>>>
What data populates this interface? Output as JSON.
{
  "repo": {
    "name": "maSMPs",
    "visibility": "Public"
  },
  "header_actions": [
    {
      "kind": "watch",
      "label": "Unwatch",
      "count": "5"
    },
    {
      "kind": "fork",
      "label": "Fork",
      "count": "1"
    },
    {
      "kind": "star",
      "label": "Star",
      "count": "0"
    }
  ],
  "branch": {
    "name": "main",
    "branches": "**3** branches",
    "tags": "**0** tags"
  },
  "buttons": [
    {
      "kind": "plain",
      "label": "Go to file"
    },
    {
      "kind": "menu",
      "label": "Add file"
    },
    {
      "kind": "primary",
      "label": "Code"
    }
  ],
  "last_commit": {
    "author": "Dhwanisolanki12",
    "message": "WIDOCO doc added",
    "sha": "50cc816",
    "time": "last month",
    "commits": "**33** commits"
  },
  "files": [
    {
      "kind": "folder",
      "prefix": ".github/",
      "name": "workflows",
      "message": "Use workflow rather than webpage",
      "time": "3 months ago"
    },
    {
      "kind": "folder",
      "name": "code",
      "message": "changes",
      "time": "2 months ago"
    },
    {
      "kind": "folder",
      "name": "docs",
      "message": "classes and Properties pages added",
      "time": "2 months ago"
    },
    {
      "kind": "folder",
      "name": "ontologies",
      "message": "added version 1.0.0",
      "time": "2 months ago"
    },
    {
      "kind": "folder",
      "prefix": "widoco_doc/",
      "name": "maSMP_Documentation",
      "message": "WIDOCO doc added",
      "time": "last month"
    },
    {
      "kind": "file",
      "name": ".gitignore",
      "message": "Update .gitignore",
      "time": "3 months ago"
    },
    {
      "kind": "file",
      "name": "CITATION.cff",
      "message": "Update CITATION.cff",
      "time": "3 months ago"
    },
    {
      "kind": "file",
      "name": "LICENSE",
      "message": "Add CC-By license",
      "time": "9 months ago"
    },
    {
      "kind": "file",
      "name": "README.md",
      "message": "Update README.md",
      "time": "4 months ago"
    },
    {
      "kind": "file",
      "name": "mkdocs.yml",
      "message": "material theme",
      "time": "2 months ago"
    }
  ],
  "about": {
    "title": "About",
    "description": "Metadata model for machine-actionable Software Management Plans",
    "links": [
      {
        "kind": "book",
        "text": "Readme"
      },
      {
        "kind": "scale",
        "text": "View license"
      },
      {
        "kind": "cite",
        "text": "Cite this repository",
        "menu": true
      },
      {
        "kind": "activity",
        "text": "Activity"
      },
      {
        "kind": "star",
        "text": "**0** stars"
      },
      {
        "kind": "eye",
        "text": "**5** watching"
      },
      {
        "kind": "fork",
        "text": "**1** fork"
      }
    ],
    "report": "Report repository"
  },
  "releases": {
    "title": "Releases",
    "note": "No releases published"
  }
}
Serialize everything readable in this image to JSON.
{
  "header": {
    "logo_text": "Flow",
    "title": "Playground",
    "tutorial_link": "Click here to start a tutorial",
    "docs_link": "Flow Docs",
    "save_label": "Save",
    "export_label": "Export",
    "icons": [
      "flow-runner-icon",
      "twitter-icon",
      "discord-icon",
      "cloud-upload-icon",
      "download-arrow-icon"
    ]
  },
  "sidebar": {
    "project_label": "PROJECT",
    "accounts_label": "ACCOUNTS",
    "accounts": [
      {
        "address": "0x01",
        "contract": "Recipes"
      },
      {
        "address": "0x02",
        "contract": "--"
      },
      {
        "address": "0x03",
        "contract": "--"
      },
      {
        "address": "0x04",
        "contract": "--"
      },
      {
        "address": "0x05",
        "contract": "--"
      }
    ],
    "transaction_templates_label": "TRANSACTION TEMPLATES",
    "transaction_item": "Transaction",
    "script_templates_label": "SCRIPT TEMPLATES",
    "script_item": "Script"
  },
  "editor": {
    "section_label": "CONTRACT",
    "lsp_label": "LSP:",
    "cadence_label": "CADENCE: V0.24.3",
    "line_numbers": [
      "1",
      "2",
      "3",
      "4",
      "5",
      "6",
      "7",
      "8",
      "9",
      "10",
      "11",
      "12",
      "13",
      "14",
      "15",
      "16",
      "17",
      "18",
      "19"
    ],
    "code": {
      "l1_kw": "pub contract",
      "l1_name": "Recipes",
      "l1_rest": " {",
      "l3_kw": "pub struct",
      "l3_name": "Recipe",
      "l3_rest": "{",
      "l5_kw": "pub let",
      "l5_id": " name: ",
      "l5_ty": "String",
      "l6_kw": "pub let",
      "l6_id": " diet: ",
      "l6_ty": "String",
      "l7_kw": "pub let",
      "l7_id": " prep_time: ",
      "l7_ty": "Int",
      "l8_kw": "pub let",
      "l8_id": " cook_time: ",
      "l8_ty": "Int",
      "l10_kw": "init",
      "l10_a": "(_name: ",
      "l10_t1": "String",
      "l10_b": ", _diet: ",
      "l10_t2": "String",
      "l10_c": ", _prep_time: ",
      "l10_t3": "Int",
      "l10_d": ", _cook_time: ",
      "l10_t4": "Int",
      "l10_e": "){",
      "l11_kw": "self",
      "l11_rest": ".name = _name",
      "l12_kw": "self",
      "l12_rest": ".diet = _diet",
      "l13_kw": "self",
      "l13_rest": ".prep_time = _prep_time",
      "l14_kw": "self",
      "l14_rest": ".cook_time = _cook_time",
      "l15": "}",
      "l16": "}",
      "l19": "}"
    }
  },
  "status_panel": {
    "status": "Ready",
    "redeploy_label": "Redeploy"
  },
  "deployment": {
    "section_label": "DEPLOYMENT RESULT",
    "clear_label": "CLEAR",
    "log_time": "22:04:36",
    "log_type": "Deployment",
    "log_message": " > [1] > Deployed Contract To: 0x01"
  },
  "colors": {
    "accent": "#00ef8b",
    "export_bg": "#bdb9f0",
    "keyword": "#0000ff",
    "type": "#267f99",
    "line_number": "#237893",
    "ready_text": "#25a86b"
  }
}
<<<
* Given instruction: Write every entry out again exactly.

* The response:
What data populates this interface? Output as JSON.
{
  "repo": {
    "name": "maSMPs",
    "visibility": "Public"
  },
  "header_actions": [
    {
      "kind": "watch",
      "label": "Unwatch",
      "count": "5"
    },
    {
      "kind": "fork",
      "label": "Fork",
      "count": "1"
    },
    {
      "kind": "star",
      "label": "Star",
      "count": "0"
    }
  ],
  "branch": {
    "name": "main",
    "branches": "**3** branches",
    "tags": "**0** tags"
  },
  "buttons": [
    {
      "kind": "plain",
      "label": "Go to file"
    },
    {
      "kind": "menu",
      "label": "Add file"
    },
    {
      "kind": "primary",
      "label": "Code"
    }
  ],
  "last_commit": {
    "author": "Dhwanisolanki12",
    "message": "WIDOCO doc added",
    "sha": "50cc816",
    "time": "last month",
    "commits": "**33** commits"
  },
  "files": [
    {
      "kind": "folder",
      "prefix": ".github/",
      "name": "workflows",
      "message": "Use workflow rather than webpage",
      "time": "3 months ago"
    },
    {
      "kind": "folder",
      "name": "code",
      "message": "changes",
      "time": "2 months ago"
    },
    {
      "kind": "folder",
      "name": "docs",
      "message": "classes and Properties pages added",
      "time": "2 months ago"
    },
    {
      "kind": "folder",
      "name": "ontologies",
      "message": "added version 1.0.0",
      "time": "2 months ago"
    },
    {
      "kind": "folder",
      "prefix": "widoco_doc/",
      "name": "maSMP_Documentation",
      "message": "WIDOCO doc added",
      "time": "last month"
    },
    {
      "kind": "file",
      "name": ".gitignore",
      "message": "Update .gitignore",
      "time": "3 months ago"
    },
    {
      "kind": "file",
      "name": "CITATION.cff",
      "message": "Update CITATION.cff",
      "time": "3 months ago"
    },
    {
      "kind": "file",
      "name": "LICENSE",
      "message": "Add CC-By license",
      "time": "9 months ago"
    },
    {
      "kind": "file",
      "name": "README.md",
      "message": "Update README.md",
      "time": "4 months ago"
    },
    {
      "kind": "file",
      "name": "mkdocs.yml",
      "message": "material theme",
      "time": "2 months ago"
    }
  ],
  "about": {
    "title": "About",
    "description": "Metadata model for machine-actionable Software Management Plans",
    "links": [
      {
        "kind": "book",
        "text": "Readme"
      },
      {
        "kind": "scale",
        "text": "View license"
      },
      {
        "kind": "cite",
        "text": "Cite this repository",
        "menu": true
      },
      {
        "kind": "activity",
        "text": "Activity"
      },
      {
        "kind": "star",
        "text": "**0** stars"
      },
      {
        "kind": "eye",
        "text": "**5** watching"
      },
      {
        "kind": "fork",
        "text": "**1** fork"
      }
    ],
    "report": "Report repository"
  },
  "releases": {
    "title": "Releases",
    "note": "No releases published"
  }
}
Serialize everything readable in this image to JSON.
{
  "header": {
    "logo_text": "Flow",
    "title": "Playground",
    "tutorial_link": "Click here to start a tutorial",
    "docs_link": "Flow Docs",
    "save_label": "Save",
    "export_label": "Export",
    "icons": [
      "flow-runner-icon",
      "twitter-icon",
      "discord-icon",
      "cloud-upload-icon",
      "download-arrow-icon"
    ]
  },
  "sidebar": {
    "project_label": "PROJECT",
    "accounts_label": "ACCOUNTS",
    "accounts": [
      {
        "address": "0x01",
        "contract": "Recipes"
      },
      {
        "address": "0x02",
        "contract": "--"
      },
      {
        "address": "0x03",
        "contract": "--"
      },
      {
        "address": "0x04",
        "contract": "--"
      },
      {
        "address": "0x05",
        "contract": "--"
      }
    ],
    "transaction_templates_label": "TRANSACTION TEMPLATES",
    "transaction_item": "Transaction",
    "script_templates_label": "SCRIPT TEMPLATES",
    "script_item": "Script"
  },
  "editor": {
    "section_label": "CONTRACT",
    "lsp_label": "LSP:",
    "cadence_label": "CADENCE: V0.24.3",
    "line_numbers": [
      "1",
      "2",
      "3",
      "4",
      "5",
      "6",
      "7",
      "8",
      "9",
      "10",
      "11",
      "12",
      "13",
      "14",
      "15",
      "16",
      "17",
      "18",
      "19"
    ],
    "code": {
      "l1_kw": "pub contract",
      "l1_name": "Recipes",
      "l1_rest": " {",
      "l3_kw": "pub struct",
      "l3_name": "Recipe",
      "l3_rest": "{",
      "l5_kw": "pub let",
      "l5_id": " name: ",
      "l5_ty": "String",
      "l6_kw": "pub let",
      "l6_id": " diet: ",
      "l6_ty": "String",
      "l7_kw": "pub let",
      "l7_id": " prep_time: ",
      "l7_ty": "Int",
      "l8_kw": "pub let",
      "l8_id": " cook_time: ",
      "l8_ty": "Int",
      "l10_kw": "init",
      "l10_a": "(_name: ",
      "l10_t1": "String",
      "l10_b": ", _diet: ",
      "l10_t2": "String",
      "l10_c": ", _prep_time: ",
      "l10_t3": "Int",
      "l10_d": ", _cook_time: ",
      "l10_t4": "Int",
      "l10_e": "){",
      "l11_kw": "self",
      "l11_rest": ".name = _name",
      "l12_kw": "self",
      "l12_rest": ".diet = _diet",
      "l13_kw": "self",
      "l13_rest": ".prep_time = _prep_time",
      "l14_kw": "self",
      "l14_rest": ".cook_time = _cook_time",
      "l15": "}",
      "l16": "}",
      "l19": "}"
    }
  },
  "status_panel": {
    "status": "Ready",
    "redeploy_label": "Redeploy"
  },
  "deployment": {
    "section_label": "DEPLOYMENT RESULT",
    "clear_label": "CLEAR",
    "log_time": "22:04:36",
    "log_type": "Deployment",
    "log_message": " > [1] > Deployed Contract To: 0x01"
  },
  "colors": {
    "accent": "#00ef8b",
    "export_bg": "#bdb9f0",
    "keyword": "#0000ff",
    "type": "#267f99",
    "line_number": "#237893",
    "ready_text": "#25a86b"
  }
}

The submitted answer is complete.